▸ Provided records:
#####
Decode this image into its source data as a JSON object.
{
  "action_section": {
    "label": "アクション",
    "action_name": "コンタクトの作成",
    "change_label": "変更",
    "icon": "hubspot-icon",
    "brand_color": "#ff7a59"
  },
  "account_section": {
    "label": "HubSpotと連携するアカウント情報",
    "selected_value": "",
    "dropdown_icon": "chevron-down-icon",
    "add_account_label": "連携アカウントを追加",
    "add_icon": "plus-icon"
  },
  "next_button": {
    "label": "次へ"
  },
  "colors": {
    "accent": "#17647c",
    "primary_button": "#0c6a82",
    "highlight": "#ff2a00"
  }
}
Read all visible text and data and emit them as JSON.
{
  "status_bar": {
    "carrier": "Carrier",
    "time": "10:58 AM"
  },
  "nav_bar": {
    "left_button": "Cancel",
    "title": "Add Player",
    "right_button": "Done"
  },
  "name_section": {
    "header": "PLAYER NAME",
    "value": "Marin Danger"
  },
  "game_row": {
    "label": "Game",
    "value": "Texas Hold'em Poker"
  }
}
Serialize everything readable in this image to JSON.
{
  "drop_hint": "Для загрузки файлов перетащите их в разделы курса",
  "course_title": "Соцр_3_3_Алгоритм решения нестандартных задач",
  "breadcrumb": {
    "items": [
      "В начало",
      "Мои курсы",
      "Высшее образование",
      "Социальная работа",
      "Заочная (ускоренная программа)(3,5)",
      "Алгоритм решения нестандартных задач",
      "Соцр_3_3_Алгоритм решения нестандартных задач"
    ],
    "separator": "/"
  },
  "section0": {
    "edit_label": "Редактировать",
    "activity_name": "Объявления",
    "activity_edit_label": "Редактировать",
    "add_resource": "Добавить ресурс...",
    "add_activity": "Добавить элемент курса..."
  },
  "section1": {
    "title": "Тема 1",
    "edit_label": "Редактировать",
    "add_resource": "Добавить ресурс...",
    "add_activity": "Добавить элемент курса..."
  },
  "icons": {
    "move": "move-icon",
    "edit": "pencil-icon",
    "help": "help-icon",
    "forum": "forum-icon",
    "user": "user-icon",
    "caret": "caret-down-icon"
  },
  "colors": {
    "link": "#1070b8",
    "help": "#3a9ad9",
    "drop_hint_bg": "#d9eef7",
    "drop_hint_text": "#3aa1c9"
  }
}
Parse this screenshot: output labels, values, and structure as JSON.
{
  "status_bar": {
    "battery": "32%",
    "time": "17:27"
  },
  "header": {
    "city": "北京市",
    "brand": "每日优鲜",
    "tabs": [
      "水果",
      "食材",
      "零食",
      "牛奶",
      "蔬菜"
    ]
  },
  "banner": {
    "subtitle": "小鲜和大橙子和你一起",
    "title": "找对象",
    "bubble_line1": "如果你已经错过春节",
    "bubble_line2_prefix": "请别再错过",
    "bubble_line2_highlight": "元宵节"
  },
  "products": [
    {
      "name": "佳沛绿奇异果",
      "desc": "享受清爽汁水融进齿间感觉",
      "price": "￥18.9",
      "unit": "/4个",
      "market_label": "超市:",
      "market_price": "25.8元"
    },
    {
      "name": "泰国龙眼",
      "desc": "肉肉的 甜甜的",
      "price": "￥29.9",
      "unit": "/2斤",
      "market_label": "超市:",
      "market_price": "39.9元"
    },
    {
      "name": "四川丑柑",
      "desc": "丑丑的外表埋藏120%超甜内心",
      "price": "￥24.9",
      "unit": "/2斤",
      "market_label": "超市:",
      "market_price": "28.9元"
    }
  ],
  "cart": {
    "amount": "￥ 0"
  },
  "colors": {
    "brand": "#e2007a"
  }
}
#####
▸ Task to complete: Each record above should be repeated exactly as it appears.

▸ Result for this exercise:
Decode this image into its source data as a JSON object.
{
  "action_section": {
    "label": "アクション",
    "action_name": "コンタクトの作成",
    "change_label": "変更",
    "icon": "hubspot-icon",
    "brand_color": "#ff7a59"
  },
  "account_section": {
    "label": "HubSpotと連携するアカウント情報",
    "selected_value": "",
    "dropdown_icon": "chevron-down-icon",
    "add_account_label": "連携アカウントを追加",
    "add_icon": "plus-icon"
  },
  "next_button": {
    "label": "次へ"
  },
  "colors": {
    "accent": "#17647c",
    "primary_button": "#0c6a82",
    "highlight": "#ff2a00"
  }
}
Read all visible text and data and emit them as JSON.
{
  "status_bar": {
    "carrier": "Carrier",
    "time": "10:58 AM"
  },
  "nav_bar": {
    "left_button": "Cancel",
    "title": "Add Player",
    "right_button": "Done"
  },
  "name_section": {
    "header": "PLAYER NAME",
    "value": "Marin Danger"
  },
  "game_row": {
    "label": "Game",
    "value": "Texas Hold'em Poker"
  }
}
Serialize everything readable in this image to JSON.
{
  "drop_hint": "Для загрузки файлов перетащите их в разделы курса",
  "course_title": "Соцр_3_3_Алгоритм решения нестандартных задач",
  "breadcrumb": {
    "items": [
      "В начало",
      "Мои курсы",
      "Высшее образование",
      "Социальная работа",
      "Заочная (ускоренная программа)(3,5)",
      "Алгоритм решения нестандартных задач",
      "Соцр_3_3_Алгоритм решения нестандартных задач"
    ],
    "separator": "/"
  },
  "section0": {
    "edit_label": "Редактировать",
    "activity_name": "Объявления",
    "activity_edit_label": "Редактировать",
    "add_resource": "Добавить ресурс...",
    "add_activity": "Добавить элемент курса..."
  },
  "section1": {
    "title": "Тема 1",
    "edit_label": "Редактировать",
    "add_resource": "Добавить ресурс...",
    "add_activity": "Добавить элемент курса..."
  },
  "icons": {
    "move": "move-icon",
    "edit": "pencil-icon",
    "help": "help-icon",
    "forum": "forum-icon",
    "user": "user-icon",
    "caret": "caret-down-icon"
  },
  "colors": {
    "link": "#1070b8",
    "help": "#3a9ad9",
    "drop_hint_bg": "#d9eef7",
    "drop_hint_text": "#3aa1c9"
  }
}
Parse this screenshot: output labels, values, and structure as JSON.
{
  "status_bar": {
    "battery": "32%",
    "time": "17:27"
  },
  "header": {
    "city": "北京市",
    "brand": "每日优鲜",
    "tabs": [
      "水果",
      "食材",
      "零食",
      "牛奶",
      "蔬菜"
    ]
  },
  "banner": {
    "subtitle": "小鲜和大橙子和你一起",
    "title": "找对象",
    "bubble_line1": "如果你已经错过春节",
    "bubble_line2_prefix": "请别再错过",
    "bubble_line2_highlight": "元宵节"
  },
  "products": [
    {
      "name": "佳沛绿奇异果",
      "desc": "享受清爽汁水融进齿间感觉",
      "price": "￥18.9",
      "unit": "/4个",
      "market_label": "超市:",
      "market_price": "25.8元"
    },
    {
      "name": "泰国龙眼",
      "desc": "肉肉的 甜甜的",
      "price": "￥29.9",
      "unit": "/2斤",
      "market_label": "超市:",
      "market_price": "39.9元"
    },
    {
      "name": "四川丑柑",
      "desc": "丑丑的外表埋藏120%超甜内心",
      "price": "￥24.9",
      "unit": "/2斤",
      "market_label": "超市:",
      "market_price": "28.9元"
    }
  ],
  "cart": {
    "amount": "￥ 0"
  },
  "colors": {
    "brand": "#e2007a"
  }
}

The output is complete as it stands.